■ Task objective ■
Pull each line containing "type" out of the data and copy it.

········

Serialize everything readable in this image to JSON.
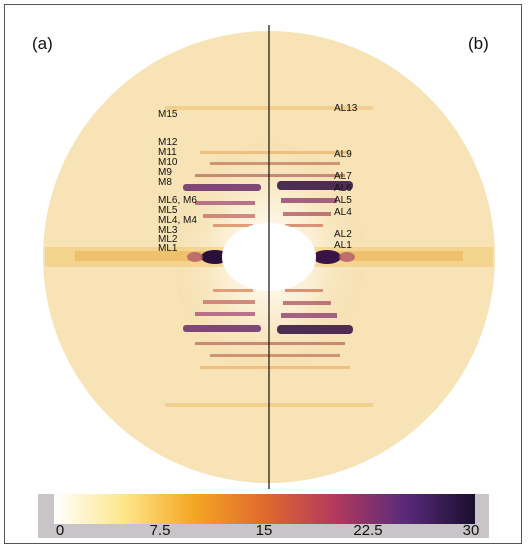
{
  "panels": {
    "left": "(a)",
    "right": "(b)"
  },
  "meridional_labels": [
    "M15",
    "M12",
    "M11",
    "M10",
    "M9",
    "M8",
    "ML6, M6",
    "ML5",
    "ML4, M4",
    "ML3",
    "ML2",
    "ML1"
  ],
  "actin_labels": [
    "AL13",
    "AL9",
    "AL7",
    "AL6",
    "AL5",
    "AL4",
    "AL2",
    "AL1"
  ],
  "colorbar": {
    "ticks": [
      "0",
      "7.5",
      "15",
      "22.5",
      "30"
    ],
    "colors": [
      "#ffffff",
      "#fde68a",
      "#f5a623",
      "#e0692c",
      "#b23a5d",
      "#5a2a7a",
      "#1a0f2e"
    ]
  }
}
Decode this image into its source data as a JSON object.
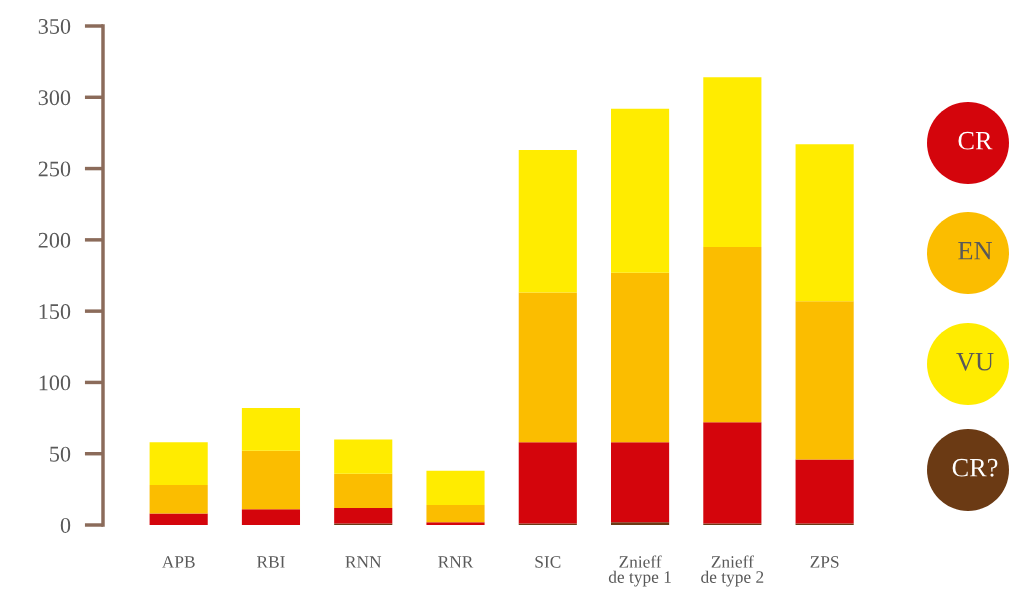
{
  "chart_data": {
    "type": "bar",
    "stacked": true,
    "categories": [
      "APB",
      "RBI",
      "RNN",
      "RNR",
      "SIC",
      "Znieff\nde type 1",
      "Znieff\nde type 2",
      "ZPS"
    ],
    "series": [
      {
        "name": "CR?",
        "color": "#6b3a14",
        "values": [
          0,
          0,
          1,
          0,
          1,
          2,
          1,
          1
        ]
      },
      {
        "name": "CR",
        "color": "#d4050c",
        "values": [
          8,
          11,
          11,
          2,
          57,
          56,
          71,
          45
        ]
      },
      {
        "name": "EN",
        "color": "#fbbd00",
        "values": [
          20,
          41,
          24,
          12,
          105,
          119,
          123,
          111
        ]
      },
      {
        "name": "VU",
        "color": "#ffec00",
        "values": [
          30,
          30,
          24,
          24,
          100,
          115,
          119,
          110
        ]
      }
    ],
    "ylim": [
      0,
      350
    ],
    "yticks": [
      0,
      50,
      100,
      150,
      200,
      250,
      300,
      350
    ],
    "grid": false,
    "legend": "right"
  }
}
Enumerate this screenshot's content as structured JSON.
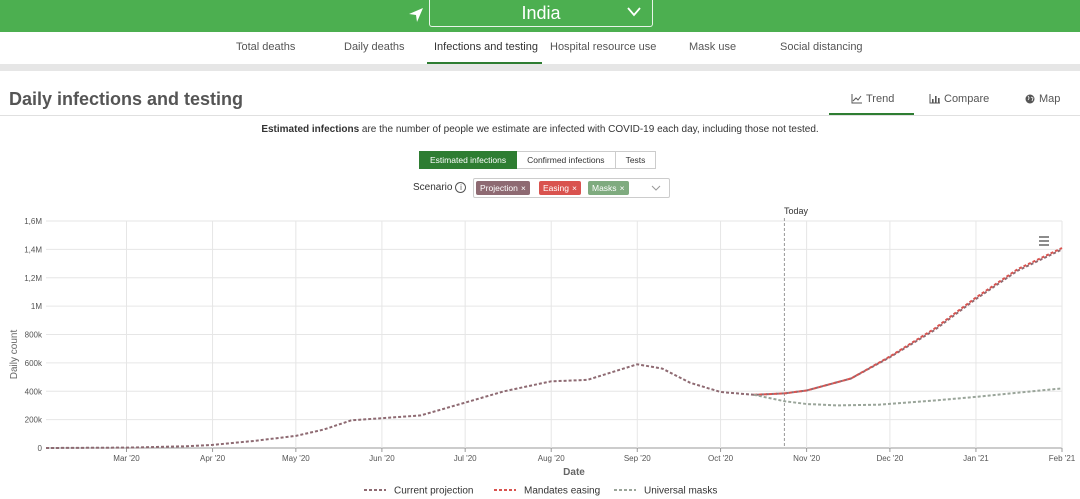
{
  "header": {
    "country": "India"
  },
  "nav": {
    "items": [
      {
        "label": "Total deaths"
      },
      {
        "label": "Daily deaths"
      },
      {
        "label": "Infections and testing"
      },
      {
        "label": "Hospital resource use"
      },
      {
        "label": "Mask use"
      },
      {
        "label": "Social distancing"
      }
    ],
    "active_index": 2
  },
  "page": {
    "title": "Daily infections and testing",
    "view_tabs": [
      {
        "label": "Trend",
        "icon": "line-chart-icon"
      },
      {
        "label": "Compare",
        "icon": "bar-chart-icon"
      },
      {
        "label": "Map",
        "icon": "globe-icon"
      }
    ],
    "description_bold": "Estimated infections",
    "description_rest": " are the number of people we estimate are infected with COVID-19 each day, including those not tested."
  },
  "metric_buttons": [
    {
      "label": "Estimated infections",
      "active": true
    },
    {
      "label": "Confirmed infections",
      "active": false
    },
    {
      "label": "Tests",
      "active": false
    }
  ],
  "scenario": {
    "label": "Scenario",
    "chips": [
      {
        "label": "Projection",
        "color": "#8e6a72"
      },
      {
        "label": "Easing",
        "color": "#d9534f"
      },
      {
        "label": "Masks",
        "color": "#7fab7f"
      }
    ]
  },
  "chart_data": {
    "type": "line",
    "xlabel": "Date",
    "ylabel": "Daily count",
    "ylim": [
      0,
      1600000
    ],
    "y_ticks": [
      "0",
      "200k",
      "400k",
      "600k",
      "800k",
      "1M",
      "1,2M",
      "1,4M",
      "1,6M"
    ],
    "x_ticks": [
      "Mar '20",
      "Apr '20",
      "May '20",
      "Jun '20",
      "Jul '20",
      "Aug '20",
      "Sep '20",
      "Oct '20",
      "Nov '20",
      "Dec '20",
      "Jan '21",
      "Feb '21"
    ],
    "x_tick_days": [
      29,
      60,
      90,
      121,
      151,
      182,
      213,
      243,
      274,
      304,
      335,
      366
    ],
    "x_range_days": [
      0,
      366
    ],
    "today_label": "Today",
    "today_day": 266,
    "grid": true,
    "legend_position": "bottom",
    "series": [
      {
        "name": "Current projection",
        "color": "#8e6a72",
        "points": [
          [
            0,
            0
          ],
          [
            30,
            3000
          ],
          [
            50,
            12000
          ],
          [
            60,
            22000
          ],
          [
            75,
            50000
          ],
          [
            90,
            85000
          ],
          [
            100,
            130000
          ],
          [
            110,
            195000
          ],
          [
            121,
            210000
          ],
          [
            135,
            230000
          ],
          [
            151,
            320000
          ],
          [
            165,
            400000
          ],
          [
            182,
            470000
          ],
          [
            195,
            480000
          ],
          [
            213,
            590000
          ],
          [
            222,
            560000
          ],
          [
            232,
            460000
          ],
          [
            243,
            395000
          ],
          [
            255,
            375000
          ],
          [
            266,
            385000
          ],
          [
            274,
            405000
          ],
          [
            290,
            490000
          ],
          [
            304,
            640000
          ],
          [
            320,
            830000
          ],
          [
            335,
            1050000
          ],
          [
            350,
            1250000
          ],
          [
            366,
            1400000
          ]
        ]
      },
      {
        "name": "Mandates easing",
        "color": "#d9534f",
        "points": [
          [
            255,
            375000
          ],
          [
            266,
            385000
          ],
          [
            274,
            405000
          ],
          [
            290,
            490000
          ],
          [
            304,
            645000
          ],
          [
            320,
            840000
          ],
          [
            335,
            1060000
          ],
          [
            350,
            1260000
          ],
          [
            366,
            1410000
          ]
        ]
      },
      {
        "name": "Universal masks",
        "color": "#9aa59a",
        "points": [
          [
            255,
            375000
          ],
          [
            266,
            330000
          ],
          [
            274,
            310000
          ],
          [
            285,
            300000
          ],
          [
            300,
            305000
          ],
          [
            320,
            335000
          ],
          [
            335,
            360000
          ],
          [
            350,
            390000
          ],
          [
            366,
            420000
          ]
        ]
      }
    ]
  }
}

········

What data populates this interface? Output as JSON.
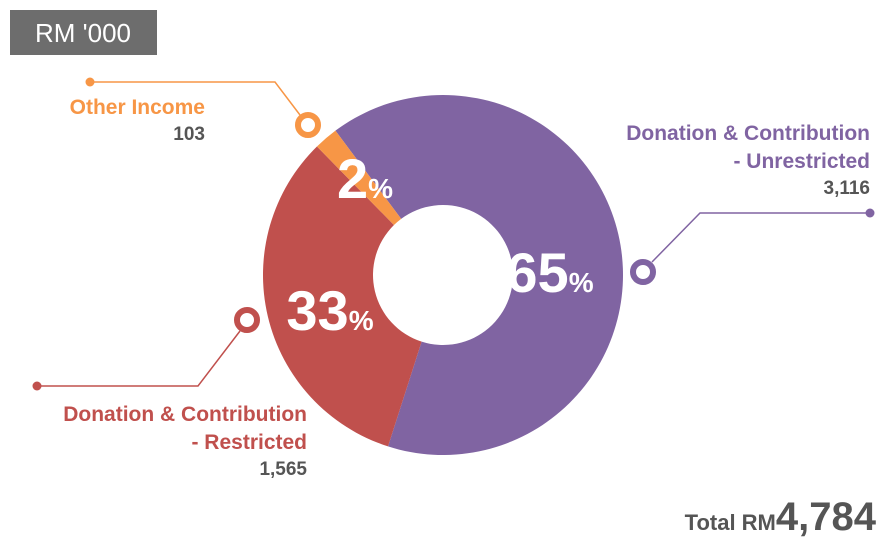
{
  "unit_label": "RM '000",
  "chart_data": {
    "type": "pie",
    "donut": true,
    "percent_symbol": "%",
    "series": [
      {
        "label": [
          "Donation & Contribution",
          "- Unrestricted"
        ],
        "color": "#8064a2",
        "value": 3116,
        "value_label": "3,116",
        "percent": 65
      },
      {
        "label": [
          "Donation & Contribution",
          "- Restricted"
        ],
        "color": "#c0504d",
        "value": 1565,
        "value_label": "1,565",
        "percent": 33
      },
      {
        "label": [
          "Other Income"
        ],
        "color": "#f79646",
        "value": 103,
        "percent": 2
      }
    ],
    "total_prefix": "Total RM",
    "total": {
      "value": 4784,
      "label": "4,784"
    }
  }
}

········

■ Answer to the task ■
    "type": "bar",
      "Znieff\nde type 1",
      "Znieff\nde type 2",
    "type": "line",
    "type": "pie",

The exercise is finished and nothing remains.